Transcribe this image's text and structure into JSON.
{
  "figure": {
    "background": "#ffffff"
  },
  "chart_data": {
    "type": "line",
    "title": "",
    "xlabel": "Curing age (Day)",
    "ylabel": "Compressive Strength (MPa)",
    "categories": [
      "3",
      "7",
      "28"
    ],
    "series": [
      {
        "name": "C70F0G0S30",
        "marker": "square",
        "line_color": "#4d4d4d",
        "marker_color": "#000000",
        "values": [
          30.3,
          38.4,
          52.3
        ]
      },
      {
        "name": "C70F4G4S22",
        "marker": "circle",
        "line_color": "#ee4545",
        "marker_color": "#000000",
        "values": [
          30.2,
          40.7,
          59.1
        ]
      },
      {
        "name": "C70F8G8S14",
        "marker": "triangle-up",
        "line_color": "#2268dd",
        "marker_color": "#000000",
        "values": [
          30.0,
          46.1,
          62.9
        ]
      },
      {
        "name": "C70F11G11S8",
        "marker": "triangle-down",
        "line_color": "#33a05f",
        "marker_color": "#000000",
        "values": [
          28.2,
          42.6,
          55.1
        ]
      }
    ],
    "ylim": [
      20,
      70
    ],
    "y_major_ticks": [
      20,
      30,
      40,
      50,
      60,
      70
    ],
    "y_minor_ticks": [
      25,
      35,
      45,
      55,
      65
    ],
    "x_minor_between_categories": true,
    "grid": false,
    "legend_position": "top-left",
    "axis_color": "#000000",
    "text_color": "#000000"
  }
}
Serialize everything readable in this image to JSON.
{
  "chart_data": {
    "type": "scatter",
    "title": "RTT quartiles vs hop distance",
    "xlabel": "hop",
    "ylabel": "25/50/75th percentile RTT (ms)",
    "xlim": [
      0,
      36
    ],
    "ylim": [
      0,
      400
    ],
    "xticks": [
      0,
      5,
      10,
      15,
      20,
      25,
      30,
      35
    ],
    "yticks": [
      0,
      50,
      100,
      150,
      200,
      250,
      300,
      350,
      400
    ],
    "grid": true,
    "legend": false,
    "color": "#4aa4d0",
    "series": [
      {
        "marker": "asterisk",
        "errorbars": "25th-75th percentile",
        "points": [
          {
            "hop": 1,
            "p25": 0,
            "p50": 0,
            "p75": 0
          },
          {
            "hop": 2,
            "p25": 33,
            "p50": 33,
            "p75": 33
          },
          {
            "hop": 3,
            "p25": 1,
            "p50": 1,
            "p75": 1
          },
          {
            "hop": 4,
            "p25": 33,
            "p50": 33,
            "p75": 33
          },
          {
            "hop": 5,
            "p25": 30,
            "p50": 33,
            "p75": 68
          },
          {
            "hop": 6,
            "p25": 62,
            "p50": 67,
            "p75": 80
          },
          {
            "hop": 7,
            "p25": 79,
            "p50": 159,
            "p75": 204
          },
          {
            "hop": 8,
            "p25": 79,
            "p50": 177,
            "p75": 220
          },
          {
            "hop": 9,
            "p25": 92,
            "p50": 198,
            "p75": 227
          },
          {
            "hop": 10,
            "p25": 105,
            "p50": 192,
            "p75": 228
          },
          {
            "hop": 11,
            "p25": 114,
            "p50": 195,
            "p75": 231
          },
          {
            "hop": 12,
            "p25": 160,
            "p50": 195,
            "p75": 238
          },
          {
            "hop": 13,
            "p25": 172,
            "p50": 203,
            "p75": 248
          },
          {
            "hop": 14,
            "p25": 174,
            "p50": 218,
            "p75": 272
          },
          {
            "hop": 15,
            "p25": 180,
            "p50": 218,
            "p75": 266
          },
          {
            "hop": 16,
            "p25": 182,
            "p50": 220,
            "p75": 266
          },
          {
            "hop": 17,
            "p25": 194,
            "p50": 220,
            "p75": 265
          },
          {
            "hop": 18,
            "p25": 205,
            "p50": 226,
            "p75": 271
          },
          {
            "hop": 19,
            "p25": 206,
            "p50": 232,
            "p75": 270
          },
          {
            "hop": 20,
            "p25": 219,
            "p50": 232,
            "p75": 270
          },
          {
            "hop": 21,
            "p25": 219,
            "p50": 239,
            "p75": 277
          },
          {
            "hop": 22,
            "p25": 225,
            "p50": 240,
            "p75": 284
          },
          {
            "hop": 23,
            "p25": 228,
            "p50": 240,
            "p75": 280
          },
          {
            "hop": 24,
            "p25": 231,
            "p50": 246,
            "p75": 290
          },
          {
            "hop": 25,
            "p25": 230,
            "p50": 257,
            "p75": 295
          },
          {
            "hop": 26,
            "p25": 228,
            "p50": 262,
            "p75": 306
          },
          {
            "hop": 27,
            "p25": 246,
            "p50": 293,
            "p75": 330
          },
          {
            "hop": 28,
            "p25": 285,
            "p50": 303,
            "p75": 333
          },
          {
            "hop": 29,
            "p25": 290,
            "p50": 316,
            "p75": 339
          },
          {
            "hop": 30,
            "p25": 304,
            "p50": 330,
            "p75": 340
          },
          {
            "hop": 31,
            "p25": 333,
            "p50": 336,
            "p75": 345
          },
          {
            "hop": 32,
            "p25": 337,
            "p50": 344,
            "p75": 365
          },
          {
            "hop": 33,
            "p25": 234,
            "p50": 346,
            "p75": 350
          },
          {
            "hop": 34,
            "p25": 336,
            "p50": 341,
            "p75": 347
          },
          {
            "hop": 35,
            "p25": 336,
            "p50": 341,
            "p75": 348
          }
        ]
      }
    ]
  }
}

----------------------------------------

OBJECTIVE: Please reproduce all of the entries exactly as they stand.

EXERCISE ANSWER:
Transcribe this image's text and structure into JSON.
{
  "figure": {
    "background": "#ffffff"
  },
  "chart_data": {
    "type": "line",
    "title": "",
    "xlabel": "Curing age (Day)",
    "ylabel": "Compressive Strength (MPa)",
    "categories": [
      "3",
      "7",
      "28"
    ],
    "series": [
      {
        "name": "C70F0G0S30",
        "marker": "square",
        "line_color": "#4d4d4d",
        "marker_color": "#000000",
        "values": [
          30.3,
          38.4,
          52.3
        ]
      },
      {
        "name": "C70F4G4S22",
        "marker": "circle",
        "line_color": "#ee4545",
        "marker_color": "#000000",
        "values": [
          30.2,
          40.7,
          59.1
        ]
      },
      {
        "name": "C70F8G8S14",
        "marker": "triangle-up",
        "line_color": "#2268dd",
        "marker_color": "#000000",
        "values": [
          30.0,
          46.1,
          62.9
        ]
      },
      {
        "name": "C70F11G11S8",
        "marker": "triangle-down",
        "line_color": "#33a05f",
        "marker_color": "#000000",
        "values": [
          28.2,
          42.6,
          55.1
        ]
      }
    ],
    "ylim": [
      20,
      70
    ],
    "y_major_ticks": [
      20,
      30,
      40,
      50,
      60,
      70
    ],
    "y_minor_ticks": [
      25,
      35,
      45,
      55,
      65
    ],
    "x_minor_between_categories": true,
    "grid": false,
    "legend_position": "top-left",
    "axis_color": "#000000",
    "text_color": "#000000"
  }
}
Serialize everything readable in this image to JSON.
{
  "chart_data": {
    "type": "scatter",
    "title": "RTT quartiles vs hop distance",
    "xlabel": "hop",
    "ylabel": "25/50/75th percentile RTT (ms)",
    "xlim": [
      0,
      36
    ],
    "ylim": [
      0,
      400
    ],
    "xticks": [
      0,
      5,
      10,
      15,
      20,
      25,
      30,
      35
    ],
    "yticks": [
      0,
      50,
      100,
      150,
      200,
      250,
      300,
      350,
      400
    ],
    "grid": true,
    "legend": false,
    "color": "#4aa4d0",
    "series": [
      {
        "marker": "asterisk",
        "errorbars": "25th-75th percentile",
        "points": [
          {
            "hop": 1,
            "p25": 0,
            "p50": 0,
            "p75": 0
          },
          {
            "hop": 2,
            "p25": 33,
            "p50": 33,
            "p75": 33
          },
          {
            "hop": 3,
            "p25": 1,
            "p50": 1,
            "p75": 1
          },
          {
            "hop": 4,
            "p25": 33,
            "p50": 33,
            "p75": 33
          },
          {
            "hop": 5,
            "p25": 30,
            "p50": 33,
            "p75": 68
          },
          {
            "hop": 6,
            "p25": 62,
            "p50": 67,
            "p75": 80
          },
          {
            "hop": 7,
            "p25": 79,
            "p50": 159,
            "p75": 204
          },
          {
            "hop": 8,
            "p25": 79,
            "p50": 177,
            "p75": 220
          },
          {
            "hop": 9,
            "p25": 92,
            "p50": 198,
            "p75": 227
          },
          {
            "hop": 10,
            "p25": 105,
            "p50": 192,
            "p75": 228
          },
          {
            "hop": 11,
            "p25": 114,
            "p50": 195,
            "p75": 231
          },
          {
            "hop": 12,
            "p25": 160,
            "p50": 195,
            "p75": 238
          },
          {
            "hop": 13,
            "p25": 172,
            "p50": 203,
            "p75": 248
          },
          {
            "hop": 14,
            "p25": 174,
            "p50": 218,
            "p75": 272
          },
          {
            "hop": 15,
            "p25": 180,
            "p50": 218,
            "p75": 266
          },
          {
            "hop": 16,
            "p25": 182,
            "p50": 220,
            "p75": 266
          },
          {
            "hop": 17,
            "p25": 194,
            "p50": 220,
            "p75": 265
          },
          {
            "hop": 18,
            "p25": 205,
            "p50": 226,
            "p75": 271
          },
          {
            "hop": 19,
            "p25": 206,
            "p50": 232,
            "p75": 270
          },
          {
            "hop": 20,
            "p25": 219,
            "p50": 232,
            "p75": 270
          },
          {
            "hop": 21,
            "p25": 219,
            "p50": 239,
            "p75": 277
          },
          {
            "hop": 22,
            "p25": 225,
            "p50": 240,
            "p75": 284
          },
          {
            "hop": 23,
            "p25": 228,
            "p50": 240,
            "p75": 280
          },
          {
            "hop": 24,
            "p25": 231,
            "p50": 246,
            "p75": 290
          },
          {
            "hop": 25,
            "p25": 230,
            "p50": 257,
            "p75": 295
          },
          {
            "hop": 26,
            "p25": 228,
            "p50": 262,
            "p75": 306
          },
          {
            "hop": 27,
            "p25": 246,
            "p50": 293,
            "p75": 330
          },
          {
            "hop": 28,
            "p25": 285,
            "p50": 303,
            "p75": 333
          },
          {
            "hop": 29,
            "p25": 290,
            "p50": 316,
            "p75": 339
          },
          {
            "hop": 30,
            "p25": 304,
            "p50": 330,
            "p75": 340
          },
          {
            "hop": 31,
            "p25": 333,
            "p50": 336,
            "p75": 345
          },
          {
            "hop": 32,
            "p25": 337,
            "p50": 344,
            "p75": 365
          },
          {
            "hop": 33,
            "p25": 234,
            "p50": 346,
            "p75": 350
          },
          {
            "hop": 34,
            "p25": 336,
            "p50": 341,
            "p75": 347
          },
          {
            "hop": 35,
            "p25": 336,
            "p50": 341,
            "p75": 348
          }
        ]
      }
    ]
  }
}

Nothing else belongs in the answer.